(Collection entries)

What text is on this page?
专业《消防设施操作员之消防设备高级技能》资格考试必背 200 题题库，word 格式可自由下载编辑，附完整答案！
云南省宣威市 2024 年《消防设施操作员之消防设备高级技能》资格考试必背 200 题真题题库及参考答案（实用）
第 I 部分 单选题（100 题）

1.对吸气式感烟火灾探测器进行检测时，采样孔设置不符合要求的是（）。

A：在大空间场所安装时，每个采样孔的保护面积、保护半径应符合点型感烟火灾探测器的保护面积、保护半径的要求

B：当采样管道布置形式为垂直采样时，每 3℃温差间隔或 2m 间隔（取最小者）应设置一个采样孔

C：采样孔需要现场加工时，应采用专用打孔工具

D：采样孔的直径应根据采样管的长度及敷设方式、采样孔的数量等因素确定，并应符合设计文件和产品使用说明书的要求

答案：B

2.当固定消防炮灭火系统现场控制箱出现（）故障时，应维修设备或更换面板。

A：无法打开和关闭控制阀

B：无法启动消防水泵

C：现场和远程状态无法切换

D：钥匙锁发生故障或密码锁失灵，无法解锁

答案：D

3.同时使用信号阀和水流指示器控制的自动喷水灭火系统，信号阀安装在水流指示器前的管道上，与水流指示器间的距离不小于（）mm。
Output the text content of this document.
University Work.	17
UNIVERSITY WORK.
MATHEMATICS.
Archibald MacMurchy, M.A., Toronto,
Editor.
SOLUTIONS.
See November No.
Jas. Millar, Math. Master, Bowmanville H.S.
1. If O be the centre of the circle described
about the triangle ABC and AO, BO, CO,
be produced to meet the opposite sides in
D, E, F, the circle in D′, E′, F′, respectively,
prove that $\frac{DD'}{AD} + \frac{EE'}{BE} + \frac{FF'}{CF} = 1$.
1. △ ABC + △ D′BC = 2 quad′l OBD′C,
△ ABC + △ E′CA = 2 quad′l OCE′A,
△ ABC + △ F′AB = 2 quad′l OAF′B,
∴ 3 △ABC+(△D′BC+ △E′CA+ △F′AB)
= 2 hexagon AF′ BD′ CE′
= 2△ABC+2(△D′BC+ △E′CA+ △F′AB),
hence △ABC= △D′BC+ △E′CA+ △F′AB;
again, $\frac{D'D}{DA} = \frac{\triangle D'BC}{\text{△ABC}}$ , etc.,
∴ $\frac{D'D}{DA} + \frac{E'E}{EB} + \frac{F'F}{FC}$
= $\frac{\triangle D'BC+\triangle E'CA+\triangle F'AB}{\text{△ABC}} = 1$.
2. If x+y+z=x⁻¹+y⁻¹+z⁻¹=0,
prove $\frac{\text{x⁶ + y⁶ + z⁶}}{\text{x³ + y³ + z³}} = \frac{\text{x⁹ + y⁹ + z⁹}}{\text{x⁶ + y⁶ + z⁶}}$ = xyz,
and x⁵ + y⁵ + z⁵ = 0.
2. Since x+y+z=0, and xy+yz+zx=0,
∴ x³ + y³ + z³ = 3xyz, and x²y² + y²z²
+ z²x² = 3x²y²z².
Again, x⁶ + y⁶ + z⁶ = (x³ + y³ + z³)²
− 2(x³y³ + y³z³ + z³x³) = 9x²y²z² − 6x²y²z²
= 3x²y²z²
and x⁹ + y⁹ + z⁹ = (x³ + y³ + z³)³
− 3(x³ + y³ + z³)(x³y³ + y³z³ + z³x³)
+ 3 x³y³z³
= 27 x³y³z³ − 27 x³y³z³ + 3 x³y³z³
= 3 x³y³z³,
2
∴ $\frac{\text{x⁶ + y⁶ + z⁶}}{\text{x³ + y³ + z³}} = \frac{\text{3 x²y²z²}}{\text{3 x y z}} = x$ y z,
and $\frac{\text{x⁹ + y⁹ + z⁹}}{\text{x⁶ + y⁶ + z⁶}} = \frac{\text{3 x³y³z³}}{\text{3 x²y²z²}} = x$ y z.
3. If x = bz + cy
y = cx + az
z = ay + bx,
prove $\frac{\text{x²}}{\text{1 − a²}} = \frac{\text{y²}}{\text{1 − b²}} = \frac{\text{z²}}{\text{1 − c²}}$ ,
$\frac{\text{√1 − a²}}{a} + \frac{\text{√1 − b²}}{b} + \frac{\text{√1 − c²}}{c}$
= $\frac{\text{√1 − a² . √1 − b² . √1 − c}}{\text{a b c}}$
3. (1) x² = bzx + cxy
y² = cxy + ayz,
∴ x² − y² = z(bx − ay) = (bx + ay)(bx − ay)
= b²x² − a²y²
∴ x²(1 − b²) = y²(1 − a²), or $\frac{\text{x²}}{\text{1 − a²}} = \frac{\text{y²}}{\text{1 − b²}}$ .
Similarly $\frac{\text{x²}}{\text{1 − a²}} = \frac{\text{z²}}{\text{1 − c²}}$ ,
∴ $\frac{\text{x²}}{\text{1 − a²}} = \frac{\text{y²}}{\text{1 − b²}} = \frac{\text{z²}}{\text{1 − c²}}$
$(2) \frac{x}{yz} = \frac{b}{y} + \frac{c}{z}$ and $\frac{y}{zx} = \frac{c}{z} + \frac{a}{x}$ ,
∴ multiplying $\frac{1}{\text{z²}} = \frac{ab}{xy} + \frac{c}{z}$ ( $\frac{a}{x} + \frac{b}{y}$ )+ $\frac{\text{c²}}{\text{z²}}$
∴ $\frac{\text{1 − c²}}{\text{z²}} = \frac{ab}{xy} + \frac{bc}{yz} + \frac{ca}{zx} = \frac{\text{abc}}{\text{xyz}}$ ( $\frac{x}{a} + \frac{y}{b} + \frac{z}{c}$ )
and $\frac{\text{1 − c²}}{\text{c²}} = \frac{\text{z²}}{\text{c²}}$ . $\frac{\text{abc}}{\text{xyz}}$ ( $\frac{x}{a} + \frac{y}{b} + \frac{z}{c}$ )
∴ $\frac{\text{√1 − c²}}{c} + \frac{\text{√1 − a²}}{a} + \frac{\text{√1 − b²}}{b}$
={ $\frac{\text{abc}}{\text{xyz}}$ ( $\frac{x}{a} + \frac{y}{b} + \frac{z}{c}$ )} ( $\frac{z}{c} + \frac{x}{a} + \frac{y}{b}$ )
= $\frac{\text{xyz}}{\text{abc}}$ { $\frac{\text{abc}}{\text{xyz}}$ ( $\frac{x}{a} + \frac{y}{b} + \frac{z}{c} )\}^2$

■ DESCRIPTION OF THE TASK
Extract all the material, leaving every line as it is.

■ RESULT OF THE EXERCISE
What text is on this page?
专业《消防设施操作员之消防设备高级技能》资格考试必背 200 题题库，word 格式可自由下载编辑，附完整答案！
云南省宣威市 2024 年《消防设施操作员之消防设备高级技能》资格考试必背 200 题真题题库及参考答案（实用）
第 I 部分 单选题（100 题）

1.对吸气式感烟火灾探测器进行检测时，采样孔设置不符合要求的是（）。

A：在大空间场所安装时，每个采样孔的保护面积、保护半径应符合点型感烟火灾探测器的保护面积、保护半径的要求

B：当采样管道布置形式为垂直采样时，每 3℃温差间隔或 2m 间隔（取最小者）应设置一个采样孔

C：采样孔需要现场加工时，应采用专用打孔工具

D：采样孔的直径应根据采样管的长度及敷设方式、采样孔的数量等因素确定，并应符合设计文件和产品使用说明书的要求

答案：B

2.当固定消防炮灭火系统现场控制箱出现（）故障时，应维修设备或更换面板。

A：无法打开和关闭控制阀

B：无法启动消防水泵

C：现场和远程状态无法切换

D：钥匙锁发生故障或密码锁失灵，无法解锁

答案：D

3.同时使用信号阀和水流指示器控制的自动喷水灭火系统，信号阀安装在水流指示器前的管道上，与水流指示器间的距离不小于（）mm。
Output the text content of this document.
University Work.	17
UNIVERSITY WORK.
MATHEMATICS.
Archibald MacMurchy, M.A., Toronto,
Editor.
SOLUTIONS.
See November No.
Jas. Millar, Math. Master, Bowmanville H.S.
1. If O be the centre of the circle described
about the triangle ABC and AO, BO, CO,
be produced to meet the opposite sides in
D, E, F, the circle in D′, E′, F′, respectively,
prove that $\frac{DD'}{AD} + \frac{EE'}{BE} + \frac{FF'}{CF} = 1$.
1. △ ABC + △ D′BC = 2 quad′l OBD′C,
△ ABC + △ E′CA = 2 quad′l OCE′A,
△ ABC + △ F′AB = 2 quad′l OAF′B,
∴ 3 △ABC+(△D′BC+ △E′CA+ △F′AB)
= 2 hexagon AF′ BD′ CE′
= 2△ABC+2(△D′BC+ △E′CA+ △F′AB),
hence △ABC= △D′BC+ △E′CA+ △F′AB;
again, $\frac{D'D}{DA} = \frac{\triangle D'BC}{\text{△ABC}}$ , etc.,
∴ $\frac{D'D}{DA} + \frac{E'E}{EB} + \frac{F'F}{FC}$
= $\frac{\triangle D'BC+\triangle E'CA+\triangle F'AB}{\text{△ABC}} = 1$.
2. If x+y+z=x⁻¹+y⁻¹+z⁻¹=0,
prove $\frac{\text{x⁶ + y⁶ + z⁶}}{\text{x³ + y³ + z³}} = \frac{\text{x⁹ + y⁹ + z⁹}}{\text{x⁶ + y⁶ + z⁶}}$ = xyz,
and x⁵ + y⁵ + z⁵ = 0.
2. Since x+y+z=0, and xy+yz+zx=0,
∴ x³ + y³ + z³ = 3xyz, and x²y² + y²z²
+ z²x² = 3x²y²z².
Again, x⁶ + y⁶ + z⁶ = (x³ + y³ + z³)²
− 2(x³y³ + y³z³ + z³x³) = 9x²y²z² − 6x²y²z²
= 3x²y²z²
and x⁹ + y⁹ + z⁹ = (x³ + y³ + z³)³
− 3(x³ + y³ + z³)(x³y³ + y³z³ + z³x³)
+ 3 x³y³z³
= 27 x³y³z³ − 27 x³y³z³ + 3 x³y³z³
= 3 x³y³z³,
2
∴ $\frac{\text{x⁶ + y⁶ + z⁶}}{\text{x³ + y³ + z³}} = \frac{\text{3 x²y²z²}}{\text{3 x y z}} = x$ y z,
and $\frac{\text{x⁹ + y⁹ + z⁹}}{\text{x⁶ + y⁶ + z⁶}} = \frac{\text{3 x³y³z³}}{\text{3 x²y²z²}} = x$ y z.
3. If x = bz + cy
y = cx + az
z = ay + bx,
prove $\frac{\text{x²}}{\text{1 − a²}} = \frac{\text{y²}}{\text{1 − b²}} = \frac{\text{z²}}{\text{1 − c²}}$ ,
$\frac{\text{√1 − a²}}{a} + \frac{\text{√1 − b²}}{b} + \frac{\text{√1 − c²}}{c}$
= $\frac{\text{√1 − a² . √1 − b² . √1 − c}}{\text{a b c}}$
3. (1) x² = bzx + cxy
y² = cxy + ayz,
∴ x² − y² = z(bx − ay) = (bx + ay)(bx − ay)
= b²x² − a²y²
∴ x²(1 − b²) = y²(1 − a²), or $\frac{\text{x²}}{\text{1 − a²}} = \frac{\text{y²}}{\text{1 − b²}}$ .
Similarly $\frac{\text{x²}}{\text{1 − a²}} = \frac{\text{z²}}{\text{1 − c²}}$ ,
∴ $\frac{\text{x²}}{\text{1 − a²}} = \frac{\text{y²}}{\text{1 − b²}} = \frac{\text{z²}}{\text{1 − c²}}$
$(2) \frac{x}{yz} = \frac{b}{y} + \frac{c}{z}$ and $\frac{y}{zx} = \frac{c}{z} + \frac{a}{x}$ ,
∴ multiplying $\frac{1}{\text{z²}} = \frac{ab}{xy} + \frac{c}{z}$ ( $\frac{a}{x} + \frac{b}{y}$ )+ $\frac{\text{c²}}{\text{z²}}$
∴ $\frac{\text{1 − c²}}{\text{z²}} = \frac{ab}{xy} + \frac{bc}{yz} + \frac{ca}{zx} = \frac{\text{abc}}{\text{xyz}}$ ( $\frac{x}{a} + \frac{y}{b} + \frac{z}{c}$ )
and $\frac{\text{1 − c²}}{\text{c²}} = \frac{\text{z²}}{\text{c²}}$ . $\frac{\text{abc}}{\text{xyz}}$ ( $\frac{x}{a} + \frac{y}{b} + \frac{z}{c}$ )
∴ $\frac{\text{√1 − c²}}{c} + \frac{\text{√1 − a²}}{a} + \frac{\text{√1 − b²}}{b}$
={ $\frac{\text{abc}}{\text{xyz}}$ ( $\frac{x}{a} + \frac{y}{b} + \frac{z}{c}$ )} ( $\frac{z}{c} + \frac{x}{a} + \frac{y}{b}$ )
= $\frac{\text{xyz}}{\text{abc}}$ { $\frac{\text{abc}}{\text{xyz}}$ ( $\frac{x}{a} + \frac{y}{b} + \frac{z}{c} )\}^2$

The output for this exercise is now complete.